### Data for processing

##############################

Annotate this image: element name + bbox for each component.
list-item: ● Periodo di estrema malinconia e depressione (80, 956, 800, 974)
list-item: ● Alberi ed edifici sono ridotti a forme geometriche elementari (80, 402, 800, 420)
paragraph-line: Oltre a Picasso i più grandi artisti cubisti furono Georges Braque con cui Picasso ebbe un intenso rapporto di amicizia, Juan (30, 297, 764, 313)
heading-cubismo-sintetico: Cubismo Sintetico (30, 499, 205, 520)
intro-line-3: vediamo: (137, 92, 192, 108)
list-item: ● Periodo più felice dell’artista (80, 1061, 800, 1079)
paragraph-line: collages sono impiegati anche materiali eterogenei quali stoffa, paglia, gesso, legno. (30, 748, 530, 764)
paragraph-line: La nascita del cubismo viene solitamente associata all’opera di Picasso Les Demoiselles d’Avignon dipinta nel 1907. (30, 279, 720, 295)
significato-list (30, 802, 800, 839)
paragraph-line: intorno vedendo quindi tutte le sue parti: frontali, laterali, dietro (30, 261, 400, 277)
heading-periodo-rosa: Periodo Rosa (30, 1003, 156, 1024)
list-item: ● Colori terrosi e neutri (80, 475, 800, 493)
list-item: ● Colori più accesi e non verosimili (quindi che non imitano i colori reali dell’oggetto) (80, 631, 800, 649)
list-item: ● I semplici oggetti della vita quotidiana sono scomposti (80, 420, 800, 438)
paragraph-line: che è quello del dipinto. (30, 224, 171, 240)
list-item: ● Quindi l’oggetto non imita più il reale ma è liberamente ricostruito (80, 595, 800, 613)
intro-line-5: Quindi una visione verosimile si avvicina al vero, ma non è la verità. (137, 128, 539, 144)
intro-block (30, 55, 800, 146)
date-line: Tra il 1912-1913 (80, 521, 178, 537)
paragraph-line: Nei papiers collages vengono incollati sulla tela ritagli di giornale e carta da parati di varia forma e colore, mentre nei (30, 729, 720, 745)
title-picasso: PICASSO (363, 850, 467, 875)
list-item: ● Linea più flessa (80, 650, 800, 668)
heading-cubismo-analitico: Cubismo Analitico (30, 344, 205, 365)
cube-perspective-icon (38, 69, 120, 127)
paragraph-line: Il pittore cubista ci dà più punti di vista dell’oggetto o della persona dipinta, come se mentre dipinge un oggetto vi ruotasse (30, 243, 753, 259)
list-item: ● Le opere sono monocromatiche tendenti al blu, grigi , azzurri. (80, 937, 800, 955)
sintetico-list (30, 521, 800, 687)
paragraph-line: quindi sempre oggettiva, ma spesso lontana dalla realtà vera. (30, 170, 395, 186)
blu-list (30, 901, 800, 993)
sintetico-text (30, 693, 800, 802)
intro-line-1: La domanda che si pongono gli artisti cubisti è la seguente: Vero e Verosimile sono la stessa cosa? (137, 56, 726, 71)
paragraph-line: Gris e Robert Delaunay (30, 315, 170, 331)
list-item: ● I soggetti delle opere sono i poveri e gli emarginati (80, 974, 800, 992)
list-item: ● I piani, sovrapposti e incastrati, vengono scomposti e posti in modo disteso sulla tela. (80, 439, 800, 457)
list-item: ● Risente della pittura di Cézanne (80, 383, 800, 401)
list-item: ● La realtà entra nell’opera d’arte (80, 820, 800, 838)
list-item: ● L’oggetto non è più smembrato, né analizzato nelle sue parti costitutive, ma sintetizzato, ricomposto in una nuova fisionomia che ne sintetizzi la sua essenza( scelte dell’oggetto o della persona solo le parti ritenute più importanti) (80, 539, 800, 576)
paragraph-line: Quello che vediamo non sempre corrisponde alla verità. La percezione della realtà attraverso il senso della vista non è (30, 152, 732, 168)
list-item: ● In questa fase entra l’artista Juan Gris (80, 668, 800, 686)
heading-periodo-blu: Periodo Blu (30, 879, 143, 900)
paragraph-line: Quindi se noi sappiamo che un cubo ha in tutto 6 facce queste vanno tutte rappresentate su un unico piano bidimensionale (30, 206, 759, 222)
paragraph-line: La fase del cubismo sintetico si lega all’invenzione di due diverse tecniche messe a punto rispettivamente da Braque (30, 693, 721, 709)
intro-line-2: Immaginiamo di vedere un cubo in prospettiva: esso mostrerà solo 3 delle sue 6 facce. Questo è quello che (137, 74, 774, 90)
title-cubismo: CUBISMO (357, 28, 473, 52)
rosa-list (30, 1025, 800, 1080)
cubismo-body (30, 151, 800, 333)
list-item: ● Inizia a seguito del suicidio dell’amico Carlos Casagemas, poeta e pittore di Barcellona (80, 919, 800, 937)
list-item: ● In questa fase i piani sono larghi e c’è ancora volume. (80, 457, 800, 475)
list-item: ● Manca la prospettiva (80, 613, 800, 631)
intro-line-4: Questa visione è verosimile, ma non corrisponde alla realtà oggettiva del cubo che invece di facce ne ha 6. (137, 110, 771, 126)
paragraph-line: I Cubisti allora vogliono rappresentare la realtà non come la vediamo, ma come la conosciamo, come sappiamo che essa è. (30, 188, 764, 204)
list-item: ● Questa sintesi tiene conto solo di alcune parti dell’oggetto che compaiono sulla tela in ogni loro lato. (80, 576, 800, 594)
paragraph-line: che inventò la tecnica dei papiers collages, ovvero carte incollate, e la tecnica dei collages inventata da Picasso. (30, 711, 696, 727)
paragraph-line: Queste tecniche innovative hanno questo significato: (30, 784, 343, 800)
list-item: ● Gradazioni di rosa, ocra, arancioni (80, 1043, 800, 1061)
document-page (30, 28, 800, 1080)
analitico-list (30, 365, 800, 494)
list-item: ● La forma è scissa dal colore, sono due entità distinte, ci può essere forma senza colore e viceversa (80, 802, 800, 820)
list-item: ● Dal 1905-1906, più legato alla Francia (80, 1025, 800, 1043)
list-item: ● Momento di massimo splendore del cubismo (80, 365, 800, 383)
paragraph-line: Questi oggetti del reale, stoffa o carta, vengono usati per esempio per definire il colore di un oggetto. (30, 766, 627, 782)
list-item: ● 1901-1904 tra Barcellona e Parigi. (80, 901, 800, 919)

##############################

### Your goal
Reproduce the material word for word, starting at its first line and ending with the line that contains "paragraph-line: La nascita".

### Finished task
Annotate this image: element name + bbox for each component.
list-item: ● Periodo di estrema malinconia e depressione (80, 956, 800, 974)
list-item: ● Alberi ed edifici sono ridotti a forme geometriche elementari (80, 402, 800, 420)
paragraph-line: Oltre a Picasso i più grandi artisti cubisti furono Georges Braque con cui Picasso ebbe un intenso rapporto di amicizia, Juan (30, 297, 764, 313)
heading-cubismo-sintetico: Cubismo Sintetico (30, 499, 205, 520)
intro-line-3: vediamo: (137, 92, 192, 108)
list-item: ● Periodo più felice dell’artista (80, 1061, 800, 1079)
paragraph-line: collages sono impiegati anche materiali eterogenei quali stoffa, paglia, gesso, legno. (30, 748, 530, 764)
paragraph-line: La nascita del cubismo viene solitamente associata all’opera di Picasso Les Demoiselles d’Avignon dipinta nel 1907. (30, 279, 720, 295)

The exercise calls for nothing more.